======== Material to process

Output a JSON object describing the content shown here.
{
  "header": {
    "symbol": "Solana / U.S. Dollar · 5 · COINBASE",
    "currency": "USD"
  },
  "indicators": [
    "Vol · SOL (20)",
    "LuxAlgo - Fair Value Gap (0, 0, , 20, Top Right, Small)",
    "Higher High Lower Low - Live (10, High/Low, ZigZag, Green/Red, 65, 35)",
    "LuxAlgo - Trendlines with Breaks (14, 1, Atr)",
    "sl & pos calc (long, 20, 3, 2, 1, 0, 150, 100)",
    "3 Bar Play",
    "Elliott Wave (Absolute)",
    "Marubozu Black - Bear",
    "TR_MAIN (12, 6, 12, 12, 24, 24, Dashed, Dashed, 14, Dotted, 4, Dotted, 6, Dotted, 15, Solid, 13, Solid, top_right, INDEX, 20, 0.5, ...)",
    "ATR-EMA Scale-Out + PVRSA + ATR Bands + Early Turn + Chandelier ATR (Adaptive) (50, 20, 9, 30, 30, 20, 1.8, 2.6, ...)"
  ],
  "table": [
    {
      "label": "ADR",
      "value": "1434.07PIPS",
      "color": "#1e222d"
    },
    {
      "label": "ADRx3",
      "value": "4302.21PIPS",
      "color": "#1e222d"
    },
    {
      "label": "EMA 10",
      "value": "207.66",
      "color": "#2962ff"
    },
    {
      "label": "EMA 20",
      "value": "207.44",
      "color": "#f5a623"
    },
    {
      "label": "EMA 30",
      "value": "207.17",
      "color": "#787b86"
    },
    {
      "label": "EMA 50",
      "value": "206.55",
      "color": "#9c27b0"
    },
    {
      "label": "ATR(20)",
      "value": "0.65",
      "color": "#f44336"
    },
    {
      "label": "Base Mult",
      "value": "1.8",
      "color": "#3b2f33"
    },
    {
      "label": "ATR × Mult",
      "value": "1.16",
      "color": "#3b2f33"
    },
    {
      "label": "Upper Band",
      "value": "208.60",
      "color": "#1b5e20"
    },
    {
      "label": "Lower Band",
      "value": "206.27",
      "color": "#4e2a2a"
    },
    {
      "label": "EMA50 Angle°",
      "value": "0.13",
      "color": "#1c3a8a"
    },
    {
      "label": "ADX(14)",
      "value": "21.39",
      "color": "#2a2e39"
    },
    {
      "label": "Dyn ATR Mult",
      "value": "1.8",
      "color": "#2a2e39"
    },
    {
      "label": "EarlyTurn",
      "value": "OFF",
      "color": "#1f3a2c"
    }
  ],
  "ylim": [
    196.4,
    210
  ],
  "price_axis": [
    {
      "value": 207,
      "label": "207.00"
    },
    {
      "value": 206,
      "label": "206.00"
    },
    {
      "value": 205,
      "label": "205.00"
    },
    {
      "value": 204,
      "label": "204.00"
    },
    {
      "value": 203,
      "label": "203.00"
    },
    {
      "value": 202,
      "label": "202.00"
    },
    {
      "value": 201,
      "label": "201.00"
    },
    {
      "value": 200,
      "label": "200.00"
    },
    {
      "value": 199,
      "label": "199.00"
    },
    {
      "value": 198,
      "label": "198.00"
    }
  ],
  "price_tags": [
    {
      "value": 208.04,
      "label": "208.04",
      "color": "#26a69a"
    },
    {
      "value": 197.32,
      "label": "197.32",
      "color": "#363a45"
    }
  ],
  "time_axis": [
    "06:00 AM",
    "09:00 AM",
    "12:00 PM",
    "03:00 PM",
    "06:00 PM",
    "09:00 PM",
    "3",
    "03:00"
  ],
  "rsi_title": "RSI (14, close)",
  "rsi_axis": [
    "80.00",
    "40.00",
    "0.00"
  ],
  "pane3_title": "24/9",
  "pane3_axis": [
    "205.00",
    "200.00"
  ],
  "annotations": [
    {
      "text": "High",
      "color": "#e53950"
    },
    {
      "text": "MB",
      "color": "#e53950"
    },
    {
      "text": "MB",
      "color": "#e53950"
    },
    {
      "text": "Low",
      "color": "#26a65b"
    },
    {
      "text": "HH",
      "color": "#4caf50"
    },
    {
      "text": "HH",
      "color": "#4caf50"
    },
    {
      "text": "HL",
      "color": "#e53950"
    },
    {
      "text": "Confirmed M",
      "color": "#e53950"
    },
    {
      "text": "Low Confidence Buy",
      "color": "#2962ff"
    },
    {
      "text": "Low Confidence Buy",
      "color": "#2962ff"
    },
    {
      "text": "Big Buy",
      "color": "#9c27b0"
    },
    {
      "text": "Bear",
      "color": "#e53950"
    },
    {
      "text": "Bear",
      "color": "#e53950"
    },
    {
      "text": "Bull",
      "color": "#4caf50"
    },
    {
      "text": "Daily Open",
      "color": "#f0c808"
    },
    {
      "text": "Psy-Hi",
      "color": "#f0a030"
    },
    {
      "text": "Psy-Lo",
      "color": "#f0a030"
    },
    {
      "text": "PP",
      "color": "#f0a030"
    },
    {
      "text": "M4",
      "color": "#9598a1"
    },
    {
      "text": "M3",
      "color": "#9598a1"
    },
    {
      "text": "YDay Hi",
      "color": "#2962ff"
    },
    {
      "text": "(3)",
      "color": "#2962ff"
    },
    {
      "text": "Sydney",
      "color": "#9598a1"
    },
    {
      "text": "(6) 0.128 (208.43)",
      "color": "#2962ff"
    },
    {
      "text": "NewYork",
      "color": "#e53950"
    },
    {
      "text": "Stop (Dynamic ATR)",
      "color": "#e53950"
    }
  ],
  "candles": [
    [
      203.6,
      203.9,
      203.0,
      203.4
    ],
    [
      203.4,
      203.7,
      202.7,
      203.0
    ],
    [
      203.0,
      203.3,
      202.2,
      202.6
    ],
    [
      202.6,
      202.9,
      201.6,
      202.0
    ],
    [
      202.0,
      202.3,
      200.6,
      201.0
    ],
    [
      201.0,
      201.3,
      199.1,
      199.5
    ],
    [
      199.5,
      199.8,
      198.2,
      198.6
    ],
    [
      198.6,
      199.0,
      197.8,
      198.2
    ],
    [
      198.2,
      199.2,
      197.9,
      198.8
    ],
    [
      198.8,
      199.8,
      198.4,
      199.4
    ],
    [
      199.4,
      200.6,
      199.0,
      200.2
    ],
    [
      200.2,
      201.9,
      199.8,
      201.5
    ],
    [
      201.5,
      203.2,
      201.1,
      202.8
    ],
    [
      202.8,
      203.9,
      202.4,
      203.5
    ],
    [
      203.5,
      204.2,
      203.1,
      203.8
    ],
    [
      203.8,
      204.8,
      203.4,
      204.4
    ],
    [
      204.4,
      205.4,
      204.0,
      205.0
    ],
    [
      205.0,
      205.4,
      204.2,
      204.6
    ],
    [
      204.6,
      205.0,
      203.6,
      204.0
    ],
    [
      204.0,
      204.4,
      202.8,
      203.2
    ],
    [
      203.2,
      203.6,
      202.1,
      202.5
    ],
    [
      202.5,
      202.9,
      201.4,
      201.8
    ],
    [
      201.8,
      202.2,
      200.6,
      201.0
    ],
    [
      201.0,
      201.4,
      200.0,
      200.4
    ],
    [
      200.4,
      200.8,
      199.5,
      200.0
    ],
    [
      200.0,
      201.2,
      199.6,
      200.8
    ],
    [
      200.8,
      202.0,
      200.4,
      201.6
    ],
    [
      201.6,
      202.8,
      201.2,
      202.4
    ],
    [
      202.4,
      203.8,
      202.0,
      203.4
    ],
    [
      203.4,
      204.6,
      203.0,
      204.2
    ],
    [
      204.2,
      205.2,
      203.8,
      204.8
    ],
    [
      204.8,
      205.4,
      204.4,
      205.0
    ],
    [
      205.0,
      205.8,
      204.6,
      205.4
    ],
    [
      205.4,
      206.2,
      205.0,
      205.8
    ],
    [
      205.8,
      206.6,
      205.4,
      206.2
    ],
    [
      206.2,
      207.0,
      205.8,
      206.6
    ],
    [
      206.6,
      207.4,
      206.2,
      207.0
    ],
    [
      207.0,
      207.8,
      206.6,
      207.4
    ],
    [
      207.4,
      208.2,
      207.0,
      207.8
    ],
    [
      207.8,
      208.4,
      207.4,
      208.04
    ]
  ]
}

================

What is needed = How many lines in the listing above contain the string "High"? Answer with the number only.

Solution to this problem = 2